(Directions for this task):
Out of the lines below, please list those that hold the string "title".

(Data rows):
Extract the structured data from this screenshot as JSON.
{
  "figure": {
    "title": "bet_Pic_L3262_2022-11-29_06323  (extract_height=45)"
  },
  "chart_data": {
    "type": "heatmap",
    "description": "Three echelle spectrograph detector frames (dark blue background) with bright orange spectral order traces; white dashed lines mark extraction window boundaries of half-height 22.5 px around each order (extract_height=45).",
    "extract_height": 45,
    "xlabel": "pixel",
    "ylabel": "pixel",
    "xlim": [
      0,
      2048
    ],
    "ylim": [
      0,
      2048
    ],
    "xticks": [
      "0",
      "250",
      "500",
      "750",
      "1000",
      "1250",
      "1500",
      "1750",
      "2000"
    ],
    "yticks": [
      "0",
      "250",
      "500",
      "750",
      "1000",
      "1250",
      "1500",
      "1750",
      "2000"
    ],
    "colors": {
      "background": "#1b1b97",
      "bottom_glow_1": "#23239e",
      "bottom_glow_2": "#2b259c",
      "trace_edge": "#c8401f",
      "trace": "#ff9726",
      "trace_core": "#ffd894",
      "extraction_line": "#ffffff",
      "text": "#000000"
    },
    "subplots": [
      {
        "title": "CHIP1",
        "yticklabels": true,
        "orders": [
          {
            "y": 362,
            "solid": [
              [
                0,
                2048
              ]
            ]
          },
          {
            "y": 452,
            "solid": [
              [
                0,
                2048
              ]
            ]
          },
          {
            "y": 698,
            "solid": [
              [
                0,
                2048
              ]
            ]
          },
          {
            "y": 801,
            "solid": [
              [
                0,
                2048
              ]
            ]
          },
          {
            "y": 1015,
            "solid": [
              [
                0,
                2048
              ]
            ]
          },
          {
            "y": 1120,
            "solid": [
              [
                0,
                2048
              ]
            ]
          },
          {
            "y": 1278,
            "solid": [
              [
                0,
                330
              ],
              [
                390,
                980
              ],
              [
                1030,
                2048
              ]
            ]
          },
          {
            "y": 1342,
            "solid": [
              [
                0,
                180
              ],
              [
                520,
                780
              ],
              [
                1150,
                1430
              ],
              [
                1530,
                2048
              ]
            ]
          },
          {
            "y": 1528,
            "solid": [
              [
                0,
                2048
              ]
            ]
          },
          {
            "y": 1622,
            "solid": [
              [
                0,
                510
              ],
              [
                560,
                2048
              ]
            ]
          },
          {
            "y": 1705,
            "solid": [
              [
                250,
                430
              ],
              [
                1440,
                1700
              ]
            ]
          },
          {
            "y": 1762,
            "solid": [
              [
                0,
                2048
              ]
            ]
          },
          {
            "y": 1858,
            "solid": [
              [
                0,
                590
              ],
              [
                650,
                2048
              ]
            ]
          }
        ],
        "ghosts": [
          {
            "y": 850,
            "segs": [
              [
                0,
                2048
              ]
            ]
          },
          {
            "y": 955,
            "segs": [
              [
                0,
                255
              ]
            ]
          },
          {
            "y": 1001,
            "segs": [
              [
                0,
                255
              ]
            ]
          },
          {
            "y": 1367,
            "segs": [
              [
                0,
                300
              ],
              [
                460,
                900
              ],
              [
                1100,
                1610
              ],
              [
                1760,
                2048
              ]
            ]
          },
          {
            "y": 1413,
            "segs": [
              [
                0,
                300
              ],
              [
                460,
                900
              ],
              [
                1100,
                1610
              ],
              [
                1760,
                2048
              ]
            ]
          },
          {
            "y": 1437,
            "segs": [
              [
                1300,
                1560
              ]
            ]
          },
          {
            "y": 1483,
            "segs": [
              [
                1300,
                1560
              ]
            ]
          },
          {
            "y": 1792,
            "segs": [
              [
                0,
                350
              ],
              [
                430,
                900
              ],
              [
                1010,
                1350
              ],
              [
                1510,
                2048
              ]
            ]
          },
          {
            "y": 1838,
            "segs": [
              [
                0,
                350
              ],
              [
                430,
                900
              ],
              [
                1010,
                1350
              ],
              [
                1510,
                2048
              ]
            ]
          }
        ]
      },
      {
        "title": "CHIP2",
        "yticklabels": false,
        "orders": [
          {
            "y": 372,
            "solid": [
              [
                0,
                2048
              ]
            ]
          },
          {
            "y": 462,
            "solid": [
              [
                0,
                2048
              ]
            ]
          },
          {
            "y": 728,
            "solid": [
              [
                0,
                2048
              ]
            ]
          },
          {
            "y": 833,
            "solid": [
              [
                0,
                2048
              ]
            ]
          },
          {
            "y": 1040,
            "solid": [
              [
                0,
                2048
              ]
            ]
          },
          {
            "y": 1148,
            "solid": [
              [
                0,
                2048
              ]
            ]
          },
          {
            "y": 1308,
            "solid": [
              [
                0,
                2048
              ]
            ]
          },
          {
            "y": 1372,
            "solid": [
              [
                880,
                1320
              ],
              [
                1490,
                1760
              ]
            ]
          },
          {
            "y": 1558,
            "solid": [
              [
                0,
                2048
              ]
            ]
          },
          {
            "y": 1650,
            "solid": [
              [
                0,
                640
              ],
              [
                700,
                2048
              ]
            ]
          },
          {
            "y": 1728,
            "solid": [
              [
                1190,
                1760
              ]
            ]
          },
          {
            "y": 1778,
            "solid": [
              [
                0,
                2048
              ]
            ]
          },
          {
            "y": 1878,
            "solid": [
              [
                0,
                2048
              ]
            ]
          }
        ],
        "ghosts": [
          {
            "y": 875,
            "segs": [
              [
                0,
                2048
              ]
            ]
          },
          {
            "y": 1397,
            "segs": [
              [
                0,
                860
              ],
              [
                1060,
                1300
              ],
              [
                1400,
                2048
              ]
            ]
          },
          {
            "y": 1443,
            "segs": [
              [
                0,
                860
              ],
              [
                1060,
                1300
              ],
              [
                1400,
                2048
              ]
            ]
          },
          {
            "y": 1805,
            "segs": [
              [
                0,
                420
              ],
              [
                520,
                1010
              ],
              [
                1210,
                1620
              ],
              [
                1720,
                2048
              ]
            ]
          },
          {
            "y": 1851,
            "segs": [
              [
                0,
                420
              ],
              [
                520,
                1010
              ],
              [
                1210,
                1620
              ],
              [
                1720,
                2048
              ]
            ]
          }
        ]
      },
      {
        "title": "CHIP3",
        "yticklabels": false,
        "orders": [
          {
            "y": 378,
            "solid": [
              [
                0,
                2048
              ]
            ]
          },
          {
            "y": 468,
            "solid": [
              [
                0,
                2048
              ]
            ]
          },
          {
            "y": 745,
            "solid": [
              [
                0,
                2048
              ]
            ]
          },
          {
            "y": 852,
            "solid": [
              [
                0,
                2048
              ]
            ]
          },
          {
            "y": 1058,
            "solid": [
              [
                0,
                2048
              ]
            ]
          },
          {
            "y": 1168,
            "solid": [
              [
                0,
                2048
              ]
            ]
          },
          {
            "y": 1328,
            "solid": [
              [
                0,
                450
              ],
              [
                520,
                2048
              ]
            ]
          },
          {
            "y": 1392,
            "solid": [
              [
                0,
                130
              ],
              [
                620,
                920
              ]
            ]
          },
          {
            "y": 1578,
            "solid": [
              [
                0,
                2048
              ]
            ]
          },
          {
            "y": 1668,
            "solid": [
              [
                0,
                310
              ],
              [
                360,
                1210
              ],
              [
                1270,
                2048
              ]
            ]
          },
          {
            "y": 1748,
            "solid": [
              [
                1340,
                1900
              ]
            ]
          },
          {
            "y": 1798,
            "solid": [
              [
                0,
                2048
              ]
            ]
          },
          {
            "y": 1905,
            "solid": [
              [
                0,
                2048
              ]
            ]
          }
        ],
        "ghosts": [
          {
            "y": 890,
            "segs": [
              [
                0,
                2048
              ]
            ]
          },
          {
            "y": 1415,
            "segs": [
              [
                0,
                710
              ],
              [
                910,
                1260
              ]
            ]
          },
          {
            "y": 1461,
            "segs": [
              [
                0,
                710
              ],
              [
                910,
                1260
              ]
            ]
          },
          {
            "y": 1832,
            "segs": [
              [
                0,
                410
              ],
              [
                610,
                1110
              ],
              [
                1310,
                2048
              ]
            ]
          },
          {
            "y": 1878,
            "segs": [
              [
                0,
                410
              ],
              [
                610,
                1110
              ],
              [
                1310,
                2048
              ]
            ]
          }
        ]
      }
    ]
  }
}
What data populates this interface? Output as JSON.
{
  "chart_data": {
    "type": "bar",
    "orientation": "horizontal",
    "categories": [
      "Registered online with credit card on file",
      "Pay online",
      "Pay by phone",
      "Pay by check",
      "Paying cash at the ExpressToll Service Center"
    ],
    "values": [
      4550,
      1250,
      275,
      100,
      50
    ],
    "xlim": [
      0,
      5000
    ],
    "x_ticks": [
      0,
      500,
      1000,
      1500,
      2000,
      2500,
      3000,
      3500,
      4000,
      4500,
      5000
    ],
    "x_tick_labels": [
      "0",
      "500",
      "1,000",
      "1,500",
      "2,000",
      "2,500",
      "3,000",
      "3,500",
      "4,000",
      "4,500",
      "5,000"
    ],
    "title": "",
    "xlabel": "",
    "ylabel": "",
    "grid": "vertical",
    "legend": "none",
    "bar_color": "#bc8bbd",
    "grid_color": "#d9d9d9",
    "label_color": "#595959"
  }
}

(Output for this task):
    "title": "bet_Pic_L3262_2022-11-29_06323  (extract_height=45)"
        "title": "CHIP1",
        "title": "CHIP2",
        "title": "CHIP3",
    "title": "",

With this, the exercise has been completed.